■ Collected data entries ■
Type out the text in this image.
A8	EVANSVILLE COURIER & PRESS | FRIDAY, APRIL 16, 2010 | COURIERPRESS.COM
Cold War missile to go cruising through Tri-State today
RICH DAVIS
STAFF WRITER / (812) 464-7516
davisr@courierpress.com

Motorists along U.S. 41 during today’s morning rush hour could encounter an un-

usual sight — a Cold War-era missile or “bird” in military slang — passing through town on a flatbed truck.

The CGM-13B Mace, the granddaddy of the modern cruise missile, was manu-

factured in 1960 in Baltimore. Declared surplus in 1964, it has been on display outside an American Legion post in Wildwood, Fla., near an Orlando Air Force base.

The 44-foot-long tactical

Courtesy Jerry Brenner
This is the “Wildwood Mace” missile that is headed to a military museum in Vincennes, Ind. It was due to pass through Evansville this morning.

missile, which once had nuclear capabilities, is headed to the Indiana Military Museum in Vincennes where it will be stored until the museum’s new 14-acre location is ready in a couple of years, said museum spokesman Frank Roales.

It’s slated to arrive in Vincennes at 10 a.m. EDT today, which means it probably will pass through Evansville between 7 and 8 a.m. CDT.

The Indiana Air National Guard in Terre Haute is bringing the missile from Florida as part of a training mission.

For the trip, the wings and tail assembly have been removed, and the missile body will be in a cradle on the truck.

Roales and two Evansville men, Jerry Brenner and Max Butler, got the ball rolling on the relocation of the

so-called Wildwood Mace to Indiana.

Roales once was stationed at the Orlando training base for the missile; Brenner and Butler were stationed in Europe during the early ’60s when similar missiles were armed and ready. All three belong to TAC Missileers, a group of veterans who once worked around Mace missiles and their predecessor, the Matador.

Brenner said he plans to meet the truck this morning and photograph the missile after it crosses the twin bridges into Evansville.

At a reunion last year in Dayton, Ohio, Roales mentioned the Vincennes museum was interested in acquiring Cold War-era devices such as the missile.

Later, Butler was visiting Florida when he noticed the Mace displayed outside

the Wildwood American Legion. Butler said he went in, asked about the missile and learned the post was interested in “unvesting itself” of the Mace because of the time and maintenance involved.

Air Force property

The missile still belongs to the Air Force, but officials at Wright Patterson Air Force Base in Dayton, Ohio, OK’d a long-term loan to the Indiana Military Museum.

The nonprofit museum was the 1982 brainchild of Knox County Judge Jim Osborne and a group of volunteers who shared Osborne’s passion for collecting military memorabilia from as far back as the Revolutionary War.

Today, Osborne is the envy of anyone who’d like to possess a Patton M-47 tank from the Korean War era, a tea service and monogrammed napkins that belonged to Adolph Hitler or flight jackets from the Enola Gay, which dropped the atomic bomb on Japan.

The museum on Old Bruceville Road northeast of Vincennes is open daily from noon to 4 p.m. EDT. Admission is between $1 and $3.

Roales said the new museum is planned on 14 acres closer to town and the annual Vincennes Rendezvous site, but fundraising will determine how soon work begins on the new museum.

■ What to work on ■
Please reproduce the entire listing, exactly as shown.

■ Answer for this exercise ■
Type out the text in this image.
A8	EVANSVILLE COURIER & PRESS | FRIDAY, APRIL 16, 2010 | COURIERPRESS.COM
Cold War missile to go cruising through Tri-State today
RICH DAVIS
STAFF WRITER / (812) 464-7516
davisr@courierpress.com

Motorists along U.S. 41 during today’s morning rush hour could encounter an un-

usual sight — a Cold War-era missile or “bird” in military slang — passing through town on a flatbed truck.

The CGM-13B Mace, the granddaddy of the modern cruise missile, was manu-

factured in 1960 in Baltimore. Declared surplus in 1964, it has been on display outside an American Legion post in Wildwood, Fla., near an Orlando Air Force base.

The 44-foot-long tactical

Courtesy Jerry Brenner
This is the “Wildwood Mace” missile that is headed to a military museum in Vincennes, Ind. It was due to pass through Evansville this morning.

missile, which once had nuclear capabilities, is headed to the Indiana Military Museum in Vincennes where it will be stored until the museum’s new 14-acre location is ready in a couple of years, said museum spokesman Frank Roales.

It’s slated to arrive in Vincennes at 10 a.m. EDT today, which means it probably will pass through Evansville between 7 and 8 a.m. CDT.

The Indiana Air National Guard in Terre Haute is bringing the missile from Florida as part of a training mission.

For the trip, the wings and tail assembly have been removed, and the missile body will be in a cradle on the truck.

Roales and two Evansville men, Jerry Brenner and Max Butler, got the ball rolling on the relocation of the

so-called Wildwood Mace to Indiana.

Roales once was stationed at the Orlando training base for the missile; Brenner and Butler were stationed in Europe during the early ’60s when similar missiles were armed and ready. All three belong to TAC Missileers, a group of veterans who once worked around Mace missiles and their predecessor, the Matador.

Brenner said he plans to meet the truck this morning and photograph the missile after it crosses the twin bridges into Evansville.

At a reunion last year in Dayton, Ohio, Roales mentioned the Vincennes museum was interested in acquiring Cold War-era devices such as the missile.

Later, Butler was visiting Florida when he noticed the Mace displayed outside

the Wildwood American Legion. Butler said he went in, asked about the missile and learned the post was interested in “unvesting itself” of the Mace because of the time and maintenance involved.

Air Force property

The missile still belongs to the Air Force, but officials at Wright Patterson Air Force Base in Dayton, Ohio, OK’d a long-term loan to the Indiana Military Museum.

The nonprofit museum was the 1982 brainchild of Knox County Judge Jim Osborne and a group of volunteers who shared Osborne’s passion for collecting military memorabilia from as far back as the Revolutionary War.

Today, Osborne is the envy of anyone who’d like to possess a Patton M-47 tank from the Korean War era, a tea service and monogrammed napkins that belonged to Adolph Hitler or flight jackets from the Enola Gay, which dropped the atomic bomb on Japan.

The museum on Old Bruceville Road northeast of Vincennes is open daily from noon to 4 p.m. EDT. Admission is between $1 and $3.

Roales said the new museum is planned on 14 acres closer to town and the annual Vincennes Rendezvous site, but fundraising will determine how soon work begins on the new museum.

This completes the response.